> **TASK DIRECTIONS**
Set out every line bearing the string "Правописание".

==================================================

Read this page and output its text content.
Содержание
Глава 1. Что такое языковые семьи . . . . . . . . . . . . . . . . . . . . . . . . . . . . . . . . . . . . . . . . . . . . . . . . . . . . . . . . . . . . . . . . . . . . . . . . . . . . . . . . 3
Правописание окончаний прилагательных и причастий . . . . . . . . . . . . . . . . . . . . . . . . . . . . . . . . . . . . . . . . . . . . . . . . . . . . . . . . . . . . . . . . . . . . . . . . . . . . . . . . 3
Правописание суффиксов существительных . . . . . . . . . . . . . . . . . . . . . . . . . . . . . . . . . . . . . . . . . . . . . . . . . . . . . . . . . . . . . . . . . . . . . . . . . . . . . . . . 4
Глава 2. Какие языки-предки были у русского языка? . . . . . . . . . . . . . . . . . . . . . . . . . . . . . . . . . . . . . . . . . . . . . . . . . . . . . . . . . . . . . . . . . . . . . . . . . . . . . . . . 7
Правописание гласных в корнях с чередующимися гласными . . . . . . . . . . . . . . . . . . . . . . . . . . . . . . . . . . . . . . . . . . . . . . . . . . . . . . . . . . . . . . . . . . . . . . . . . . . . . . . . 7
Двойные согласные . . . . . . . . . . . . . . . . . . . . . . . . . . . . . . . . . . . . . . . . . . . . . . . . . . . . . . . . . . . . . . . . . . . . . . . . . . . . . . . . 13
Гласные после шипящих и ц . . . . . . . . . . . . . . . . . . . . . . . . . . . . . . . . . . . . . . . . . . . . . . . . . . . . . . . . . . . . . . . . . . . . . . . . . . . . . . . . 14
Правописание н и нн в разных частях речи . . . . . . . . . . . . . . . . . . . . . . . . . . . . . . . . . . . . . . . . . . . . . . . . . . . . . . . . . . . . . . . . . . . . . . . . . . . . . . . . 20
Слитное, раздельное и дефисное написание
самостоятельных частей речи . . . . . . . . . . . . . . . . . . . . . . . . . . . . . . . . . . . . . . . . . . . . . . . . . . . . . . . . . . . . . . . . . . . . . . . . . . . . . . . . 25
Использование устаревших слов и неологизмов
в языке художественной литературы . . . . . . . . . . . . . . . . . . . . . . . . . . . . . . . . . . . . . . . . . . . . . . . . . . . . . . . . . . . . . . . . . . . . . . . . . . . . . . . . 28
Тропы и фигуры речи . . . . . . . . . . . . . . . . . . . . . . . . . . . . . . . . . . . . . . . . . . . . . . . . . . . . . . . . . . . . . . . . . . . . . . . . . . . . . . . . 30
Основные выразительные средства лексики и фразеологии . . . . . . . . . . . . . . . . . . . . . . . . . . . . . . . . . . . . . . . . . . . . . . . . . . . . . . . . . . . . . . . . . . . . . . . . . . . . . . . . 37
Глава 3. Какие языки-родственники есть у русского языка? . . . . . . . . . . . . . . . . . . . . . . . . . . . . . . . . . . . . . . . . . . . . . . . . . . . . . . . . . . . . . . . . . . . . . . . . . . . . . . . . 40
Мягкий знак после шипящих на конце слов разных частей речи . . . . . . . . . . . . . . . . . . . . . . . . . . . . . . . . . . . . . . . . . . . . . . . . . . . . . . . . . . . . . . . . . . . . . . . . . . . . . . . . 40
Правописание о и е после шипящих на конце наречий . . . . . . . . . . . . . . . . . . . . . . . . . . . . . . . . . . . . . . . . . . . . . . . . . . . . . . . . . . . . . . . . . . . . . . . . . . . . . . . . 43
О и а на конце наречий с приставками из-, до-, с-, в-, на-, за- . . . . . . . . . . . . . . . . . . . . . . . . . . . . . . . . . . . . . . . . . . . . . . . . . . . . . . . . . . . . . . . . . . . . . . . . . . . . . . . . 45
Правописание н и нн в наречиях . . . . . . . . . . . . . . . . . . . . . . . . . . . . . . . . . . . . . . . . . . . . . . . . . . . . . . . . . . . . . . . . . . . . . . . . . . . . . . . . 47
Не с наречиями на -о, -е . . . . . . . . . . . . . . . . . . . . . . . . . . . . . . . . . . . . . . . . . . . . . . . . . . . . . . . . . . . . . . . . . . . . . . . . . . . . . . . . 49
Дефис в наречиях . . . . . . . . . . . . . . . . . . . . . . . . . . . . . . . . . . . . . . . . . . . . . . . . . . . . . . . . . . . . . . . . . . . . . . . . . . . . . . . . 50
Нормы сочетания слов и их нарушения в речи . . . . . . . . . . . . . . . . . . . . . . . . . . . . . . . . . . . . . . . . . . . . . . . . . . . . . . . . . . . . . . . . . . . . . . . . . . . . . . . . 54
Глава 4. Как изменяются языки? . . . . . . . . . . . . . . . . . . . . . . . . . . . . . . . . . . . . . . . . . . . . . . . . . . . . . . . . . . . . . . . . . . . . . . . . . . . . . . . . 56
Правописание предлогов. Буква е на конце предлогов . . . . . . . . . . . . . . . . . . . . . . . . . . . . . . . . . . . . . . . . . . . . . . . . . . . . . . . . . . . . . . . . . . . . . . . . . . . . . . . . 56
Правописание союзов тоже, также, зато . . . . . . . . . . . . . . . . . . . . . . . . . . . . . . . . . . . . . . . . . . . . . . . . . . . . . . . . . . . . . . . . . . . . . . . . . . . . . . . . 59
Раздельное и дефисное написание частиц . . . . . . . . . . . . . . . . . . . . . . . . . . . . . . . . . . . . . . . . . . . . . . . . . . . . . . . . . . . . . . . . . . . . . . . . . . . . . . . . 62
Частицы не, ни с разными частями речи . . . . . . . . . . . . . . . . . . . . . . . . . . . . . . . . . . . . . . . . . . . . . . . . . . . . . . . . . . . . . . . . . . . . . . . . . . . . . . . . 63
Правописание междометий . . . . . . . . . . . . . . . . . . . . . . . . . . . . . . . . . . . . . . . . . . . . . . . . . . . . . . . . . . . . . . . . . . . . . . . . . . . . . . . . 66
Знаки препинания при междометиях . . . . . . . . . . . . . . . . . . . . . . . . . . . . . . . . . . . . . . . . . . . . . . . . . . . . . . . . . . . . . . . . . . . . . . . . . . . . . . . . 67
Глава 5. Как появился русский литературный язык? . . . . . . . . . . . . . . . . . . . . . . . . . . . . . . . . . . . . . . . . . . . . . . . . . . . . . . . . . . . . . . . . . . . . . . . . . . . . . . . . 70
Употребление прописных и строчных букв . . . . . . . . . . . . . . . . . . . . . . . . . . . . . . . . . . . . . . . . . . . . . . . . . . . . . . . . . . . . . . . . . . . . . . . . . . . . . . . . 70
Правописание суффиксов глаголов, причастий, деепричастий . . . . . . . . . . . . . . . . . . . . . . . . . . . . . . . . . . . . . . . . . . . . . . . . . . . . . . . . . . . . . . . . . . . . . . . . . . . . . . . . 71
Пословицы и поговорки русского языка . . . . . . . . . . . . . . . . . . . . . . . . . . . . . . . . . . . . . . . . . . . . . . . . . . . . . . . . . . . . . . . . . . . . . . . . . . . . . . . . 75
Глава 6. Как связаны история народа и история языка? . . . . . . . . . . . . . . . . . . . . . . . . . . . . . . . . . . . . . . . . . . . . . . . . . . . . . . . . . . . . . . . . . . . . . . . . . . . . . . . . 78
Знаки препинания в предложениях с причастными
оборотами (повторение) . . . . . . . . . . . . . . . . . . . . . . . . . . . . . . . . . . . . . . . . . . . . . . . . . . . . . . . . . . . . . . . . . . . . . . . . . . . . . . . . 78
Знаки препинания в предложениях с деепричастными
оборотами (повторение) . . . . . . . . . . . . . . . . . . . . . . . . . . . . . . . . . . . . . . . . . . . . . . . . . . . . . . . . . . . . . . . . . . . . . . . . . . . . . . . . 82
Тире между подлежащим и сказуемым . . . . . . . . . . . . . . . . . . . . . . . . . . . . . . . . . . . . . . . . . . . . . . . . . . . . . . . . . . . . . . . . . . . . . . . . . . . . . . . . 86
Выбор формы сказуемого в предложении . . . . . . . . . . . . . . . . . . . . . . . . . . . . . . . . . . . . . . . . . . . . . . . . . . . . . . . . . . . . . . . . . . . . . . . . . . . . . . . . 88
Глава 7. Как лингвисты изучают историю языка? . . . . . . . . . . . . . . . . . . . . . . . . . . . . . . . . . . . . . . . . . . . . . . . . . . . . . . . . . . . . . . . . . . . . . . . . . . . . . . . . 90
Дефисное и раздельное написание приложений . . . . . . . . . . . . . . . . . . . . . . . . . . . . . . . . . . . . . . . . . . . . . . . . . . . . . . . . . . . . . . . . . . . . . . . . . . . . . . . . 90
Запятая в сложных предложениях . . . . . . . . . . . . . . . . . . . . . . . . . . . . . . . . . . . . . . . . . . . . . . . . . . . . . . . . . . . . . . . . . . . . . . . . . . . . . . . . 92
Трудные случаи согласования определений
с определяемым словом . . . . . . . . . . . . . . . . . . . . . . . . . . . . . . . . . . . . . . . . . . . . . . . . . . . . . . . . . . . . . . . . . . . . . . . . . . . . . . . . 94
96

==================================================

> **COMPLETE RESPONSE**
Правописание окончаний прилагательных и причастий . . . . . . . . . . . . . . . . . . . . . . . . . . . . . . . . . . . . . . . . . . . . . . . . . . . . . . . . . . . . . . . . . . . . . . . . . . . . . . . . 3
Правописание суффиксов существительных . . . . . . . . . . . . . . . . . . . . . . . . . . . . . . . . . . . . . . . . . . . . . . . . . . . . . . . . . . . . . . . . . . . . . . . . . . . . . . . . 4
Правописание гласных в корнях с чередующимися гласными . . . . . . . . . . . . . . . . . . . . . . . . . . . . . . . . . . . . . . . . . . . . . . . . . . . . . . . . . . . . . . . . . . . . . . . . . . . . . . . . 7
Правописание н и нн в разных частях речи . . . . . . . . . . . . . . . . . . . . . . . . . . . . . . . . . . . . . . . . . . . . . . . . . . . . . . . . . . . . . . . . . . . . . . . . . . . . . . . . 20
Правописание о и е после шипящих на конце наречий . . . . . . . . . . . . . . . . . . . . . . . . . . . . . . . . . . . . . . . . . . . . . . . . . . . . . . . . . . . . . . . . . . . . . . . . . . . . . . . . 43
Правописание н и нн в наречиях . . . . . . . . . . . . . . . . . . . . . . . . . . . . . . . . . . . . . . . . . . . . . . . . . . . . . . . . . . . . . . . . . . . . . . . . . . . . . . . . 47
Правописание предлогов. Буква е на конце предлогов . . . . . . . . . . . . . . . . . . . . . . . . . . . . . . . . . . . . . . . . . . . . . . . . . . . . . . . . . . . . . . . . . . . . . . . . . . . . . . . . 56
Правописание союзов тоже, также, зато . . . . . . . . . . . . . . . . . . . . . . . . . . . . . . . . . . . . . . . . . . . . . . . . . . . . . . . . . . . . . . . . . . . . . . . . . . . . . . . . 59
Правописание междометий . . . . . . . . . . . . . . . . . . . . . . . . . . . . . . . . . . . . . . . . . . . . . . . . . . . . . . . . . . . . . . . . . . . . . . . . . . . . . . . . 66
Правописание суффиксов глаголов, причастий, деепричастий . . . . . . . . . . . . . . . . . . . . . . . . . . . . . . . . . . . . . . . . . . . . . . . . . . . . . . . . . . . . . . . . . . . . . . . . . . . . . . . . 71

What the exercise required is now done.